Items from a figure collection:
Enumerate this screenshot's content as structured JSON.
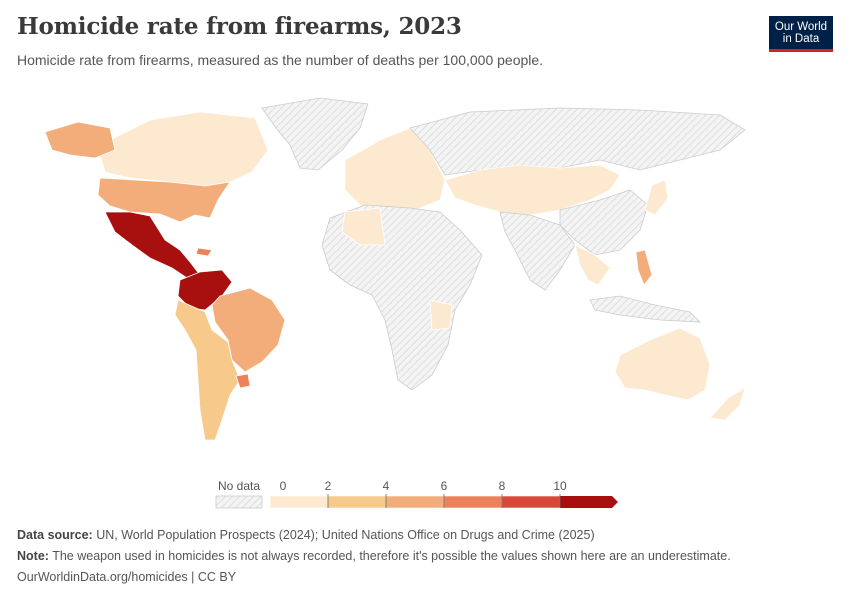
{
  "header": {
    "title": "Homicide rate from firearms, 2023",
    "subtitle": "Homicide rate from firearms, measured as the number of deaths per 100,000 people."
  },
  "logo": {
    "line1": "Our World",
    "line2": "in Data",
    "bg_color": "#002147",
    "accent_color": "#ce261e"
  },
  "legend": {
    "no_data_label": "No data",
    "ticks": [
      "0",
      "2",
      "4",
      "6",
      "8",
      "10"
    ],
    "bins": [
      {
        "min": 0,
        "max": 2,
        "color": "#fde9d0"
      },
      {
        "min": 2,
        "max": 4,
        "color": "#f7c98a"
      },
      {
        "min": 4,
        "max": 6,
        "color": "#f3ad7a"
      },
      {
        "min": 6,
        "max": 8,
        "color": "#ec825b"
      },
      {
        "min": 8,
        "max": 10,
        "color": "#d94937"
      },
      {
        "min": 10,
        "max": null,
        "color": "#a8100f"
      }
    ],
    "no_data_color": "#e6e6e6"
  },
  "regions": [
    {
      "name": "North America (Canada)",
      "bin": 0
    },
    {
      "name": "Alaska",
      "bin": 2
    },
    {
      "name": "United States",
      "bin": 2
    },
    {
      "name": "Mexico",
      "bin": 5
    },
    {
      "name": "Central America",
      "bin": 5
    },
    {
      "name": "Colombia / Venezuela",
      "bin": 5
    },
    {
      "name": "Brazil",
      "bin": 2
    },
    {
      "name": "Peru / Chile / Argentina",
      "bin": 1
    },
    {
      "name": "Uruguay",
      "bin": 3
    },
    {
      "name": "Europe",
      "bin": 0
    },
    {
      "name": "Russia / Central Asia",
      "bin": "nodata"
    },
    {
      "name": "Africa",
      "bin": "nodata"
    },
    {
      "name": "Australia",
      "bin": 0
    },
    {
      "name": "Philippines",
      "bin": 2
    }
  ],
  "footer": {
    "source_label": "Data source:",
    "source_text": "UN, World Population Prospects (2024); United Nations Office on Drugs and Crime (2025)",
    "note_label": "Note:",
    "note_text": "The weapon used in homicides is not always recorded, therefore it's possible the values shown here are an underestimate.",
    "url": "OurWorldinData.org/homicides | CC BY"
  }
}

● **Task brief**
Each line of the data should be quoted exactly, with pictures left out.

● **Complete answer**
Enumerate this screenshot's content as structured JSON.
{
  "header": {
    "title": "Homicide rate from firearms, 2023",
    "subtitle": "Homicide rate from firearms, measured as the number of deaths per 100,000 people."
  },
  "logo": {
    "line1": "Our World",
    "line2": "in Data",
    "bg_color": "#002147",
    "accent_color": "#ce261e"
  },
  "legend": {
    "no_data_label": "No data",
    "ticks": [
      "0",
      "2",
      "4",
      "6",
      "8",
      "10"
    ],
    "bins": [
      {
        "min": 0,
        "max": 2,
        "color": "#fde9d0"
      },
      {
        "min": 2,
        "max": 4,
        "color": "#f7c98a"
      },
      {
        "min": 4,
        "max": 6,
        "color": "#f3ad7a"
      },
      {
        "min": 6,
        "max": 8,
        "color": "#ec825b"
      },
      {
        "min": 8,
        "max": 10,
        "color": "#d94937"
      },
      {
        "min": 10,
        "max": null,
        "color": "#a8100f"
      }
    ],
    "no_data_color": "#e6e6e6"
  },
  "regions": [
    {
      "name": "North America (Canada)",
      "bin": 0
    },
    {
      "name": "Alaska",
      "bin": 2
    },
    {
      "name": "United States",
      "bin": 2
    },
    {
      "name": "Mexico",
      "bin": 5
    },
    {
      "name": "Central America",
      "bin": 5
    },
    {
      "name": "Colombia / Venezuela",
      "bin": 5
    },
    {
      "name": "Brazil",
      "bin": 2
    },
    {
      "name": "Peru / Chile / Argentina",
      "bin": 1
    },
    {
      "name": "Uruguay",
      "bin": 3
    },
    {
      "name": "Europe",
      "bin": 0
    },
    {
      "name": "Russia / Central Asia",
      "bin": "nodata"
    },
    {
      "name": "Africa",
      "bin": "nodata"
    },
    {
      "name": "Australia",
      "bin": 0
    },
    {
      "name": "Philippines",
      "bin": 2
    }
  ],
  "footer": {
    "source_label": "Data source:",
    "source_text": "UN, World Population Prospects (2024); United Nations Office on Drugs and Crime (2025)",
    "note_label": "Note:",
    "note_text": "The weapon used in homicides is not always recorded, therefore it's possible the values shown here are an underestimate.",
    "url": "OurWorldinData.org/homicides | CC BY"
  }
}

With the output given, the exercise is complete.